- _INPUT_
--- Start ---

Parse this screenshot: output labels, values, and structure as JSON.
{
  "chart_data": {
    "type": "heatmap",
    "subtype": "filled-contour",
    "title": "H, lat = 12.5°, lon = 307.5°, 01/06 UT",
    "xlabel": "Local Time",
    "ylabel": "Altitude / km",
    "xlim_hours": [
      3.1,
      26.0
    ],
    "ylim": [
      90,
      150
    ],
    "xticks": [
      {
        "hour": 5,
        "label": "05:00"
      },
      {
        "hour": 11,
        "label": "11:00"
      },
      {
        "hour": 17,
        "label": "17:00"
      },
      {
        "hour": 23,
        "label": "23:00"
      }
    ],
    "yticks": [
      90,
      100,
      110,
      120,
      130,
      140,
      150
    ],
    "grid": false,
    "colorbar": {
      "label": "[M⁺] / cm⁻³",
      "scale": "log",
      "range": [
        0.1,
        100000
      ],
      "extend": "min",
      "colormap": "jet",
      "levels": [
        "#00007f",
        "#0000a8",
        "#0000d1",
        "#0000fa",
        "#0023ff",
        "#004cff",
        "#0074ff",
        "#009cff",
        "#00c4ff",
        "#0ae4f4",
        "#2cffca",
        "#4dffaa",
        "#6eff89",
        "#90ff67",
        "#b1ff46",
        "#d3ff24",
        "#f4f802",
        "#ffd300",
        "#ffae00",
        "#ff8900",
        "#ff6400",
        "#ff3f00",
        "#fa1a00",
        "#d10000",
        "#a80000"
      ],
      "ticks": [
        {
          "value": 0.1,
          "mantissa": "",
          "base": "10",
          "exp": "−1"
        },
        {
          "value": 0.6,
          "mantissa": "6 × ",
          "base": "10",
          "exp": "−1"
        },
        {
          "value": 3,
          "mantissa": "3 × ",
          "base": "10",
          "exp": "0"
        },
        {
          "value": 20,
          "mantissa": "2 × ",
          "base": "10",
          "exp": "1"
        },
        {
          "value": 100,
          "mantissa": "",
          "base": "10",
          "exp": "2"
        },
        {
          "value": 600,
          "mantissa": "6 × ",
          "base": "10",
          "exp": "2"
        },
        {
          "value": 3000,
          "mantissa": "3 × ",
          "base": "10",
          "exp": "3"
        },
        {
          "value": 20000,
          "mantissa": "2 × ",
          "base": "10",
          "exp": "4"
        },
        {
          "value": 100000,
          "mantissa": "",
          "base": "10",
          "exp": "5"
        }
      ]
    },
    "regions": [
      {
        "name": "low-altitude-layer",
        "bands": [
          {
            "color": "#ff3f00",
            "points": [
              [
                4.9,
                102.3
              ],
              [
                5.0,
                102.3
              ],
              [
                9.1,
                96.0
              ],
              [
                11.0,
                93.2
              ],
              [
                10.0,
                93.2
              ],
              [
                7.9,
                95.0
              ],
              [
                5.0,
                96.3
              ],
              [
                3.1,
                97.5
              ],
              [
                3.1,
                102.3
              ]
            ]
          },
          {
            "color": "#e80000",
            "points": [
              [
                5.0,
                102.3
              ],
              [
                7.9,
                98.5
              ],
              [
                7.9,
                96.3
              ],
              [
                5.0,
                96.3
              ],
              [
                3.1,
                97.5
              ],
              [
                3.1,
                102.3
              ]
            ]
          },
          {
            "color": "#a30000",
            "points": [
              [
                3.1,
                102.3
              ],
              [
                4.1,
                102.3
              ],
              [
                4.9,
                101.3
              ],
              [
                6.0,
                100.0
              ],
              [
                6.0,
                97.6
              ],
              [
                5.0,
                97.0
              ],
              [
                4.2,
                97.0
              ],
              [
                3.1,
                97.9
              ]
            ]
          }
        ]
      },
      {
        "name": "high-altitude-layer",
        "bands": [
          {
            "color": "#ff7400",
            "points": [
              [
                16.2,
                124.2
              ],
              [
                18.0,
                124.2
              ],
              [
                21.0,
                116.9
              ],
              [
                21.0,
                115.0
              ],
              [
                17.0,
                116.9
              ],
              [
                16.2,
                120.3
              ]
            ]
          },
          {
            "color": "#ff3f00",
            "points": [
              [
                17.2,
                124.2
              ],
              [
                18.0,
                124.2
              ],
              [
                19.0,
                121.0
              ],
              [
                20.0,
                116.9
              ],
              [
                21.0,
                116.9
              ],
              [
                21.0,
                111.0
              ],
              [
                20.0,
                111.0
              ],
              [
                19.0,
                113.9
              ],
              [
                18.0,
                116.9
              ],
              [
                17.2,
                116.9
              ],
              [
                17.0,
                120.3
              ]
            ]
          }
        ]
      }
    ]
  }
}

--- End ---

- _WRITTEN REQUEST_
Write out the data exactly as it stands.

- _EXERCISE OUTPUT_
Parse this screenshot: output labels, values, and structure as JSON.
{
  "chart_data": {
    "type": "heatmap",
    "subtype": "filled-contour",
    "title": "H, lat = 12.5°, lon = 307.5°, 01/06 UT",
    "xlabel": "Local Time",
    "ylabel": "Altitude / km",
    "xlim_hours": [
      3.1,
      26.0
    ],
    "ylim": [
      90,
      150
    ],
    "xticks": [
      {
        "hour": 5,
        "label": "05:00"
      },
      {
        "hour": 11,
        "label": "11:00"
      },
      {
        "hour": 17,
        "label": "17:00"
      },
      {
        "hour": 23,
        "label": "23:00"
      }
    ],
    "yticks": [
      90,
      100,
      110,
      120,
      130,
      140,
      150
    ],
    "grid": false,
    "colorbar": {
      "label": "[M⁺] / cm⁻³",
      "scale": "log",
      "range": [
        0.1,
        100000
      ],
      "extend": "min",
      "colormap": "jet",
      "levels": [
        "#00007f",
        "#0000a8",
        "#0000d1",
        "#0000fa",
        "#0023ff",
        "#004cff",
        "#0074ff",
        "#009cff",
        "#00c4ff",
        "#0ae4f4",
        "#2cffca",
        "#4dffaa",
        "#6eff89",
        "#90ff67",
        "#b1ff46",
        "#d3ff24",
        "#f4f802",
        "#ffd300",
        "#ffae00",
        "#ff8900",
        "#ff6400",
        "#ff3f00",
        "#fa1a00",
        "#d10000",
        "#a80000"
      ],
      "ticks": [
        {
          "value": 0.1,
          "mantissa": "",
          "base": "10",
          "exp": "−1"
        },
        {
          "value": 0.6,
          "mantissa": "6 × ",
          "base": "10",
          "exp": "−1"
        },
        {
          "value": 3,
          "mantissa": "3 × ",
          "base": "10",
          "exp": "0"
        },
        {
          "value": 20,
          "mantissa": "2 × ",
          "base": "10",
          "exp": "1"
        },
        {
          "value": 100,
          "mantissa": "",
          "base": "10",
          "exp": "2"
        },
        {
          "value": 600,
          "mantissa": "6 × ",
          "base": "10",
          "exp": "2"
        },
        {
          "value": 3000,
          "mantissa": "3 × ",
          "base": "10",
          "exp": "3"
        },
        {
          "value": 20000,
          "mantissa": "2 × ",
          "base": "10",
          "exp": "4"
        },
        {
          "value": 100000,
          "mantissa": "",
          "base": "10",
          "exp": "5"
        }
      ]
    },
    "regions": [
      {
        "name": "low-altitude-layer",
        "bands": [
          {
            "color": "#ff3f00",
            "points": [
              [
                4.9,
                102.3
              ],
              [
                5.0,
                102.3
              ],
              [
                9.1,
                96.0
              ],
              [
                11.0,
                93.2
              ],
              [
                10.0,
                93.2
              ],
              [
                7.9,
                95.0
              ],
              [
                5.0,
                96.3
              ],
              [
                3.1,
                97.5
              ],
              [
                3.1,
                102.3
              ]
            ]
          },
          {
            "color": "#e80000",
            "points": [
              [
                5.0,
                102.3
              ],
              [
                7.9,
                98.5
              ],
              [
                7.9,
                96.3
              ],
              [
                5.0,
                96.3
              ],
              [
                3.1,
                97.5
              ],
              [
                3.1,
                102.3
              ]
            ]
          },
          {
            "color": "#a30000",
            "points": [
              [
                3.1,
                102.3
              ],
              [
                4.1,
                102.3
              ],
              [
                4.9,
                101.3
              ],
              [
                6.0,
                100.0
              ],
              [
                6.0,
                97.6
              ],
              [
                5.0,
                97.0
              ],
              [
                4.2,
                97.0
              ],
              [
                3.1,
                97.9
              ]
            ]
          }
        ]
      },
      {
        "name": "high-altitude-layer",
        "bands": [
          {
            "color": "#ff7400",
            "points": [
              [
                16.2,
                124.2
              ],
              [
                18.0,
                124.2
              ],
              [
                21.0,
                116.9
              ],
              [
                21.0,
                115.0
              ],
              [
                17.0,
                116.9
              ],
              [
                16.2,
                120.3
              ]
            ]
          },
          {
            "color": "#ff3f00",
            "points": [
              [
                17.2,
                124.2
              ],
              [
                18.0,
                124.2
              ],
              [
                19.0,
                121.0
              ],
              [
                20.0,
                116.9
              ],
              [
                21.0,
                116.9
              ],
              [
                21.0,
                111.0
              ],
              [
                20.0,
                111.0
              ],
              [
                19.0,
                113.9
              ],
              [
                18.0,
                116.9
              ],
              [
                17.2,
                116.9
              ],
              [
                17.0,
                120.3
              ]
            ]
          }
        ]
      }
    ]
  }
}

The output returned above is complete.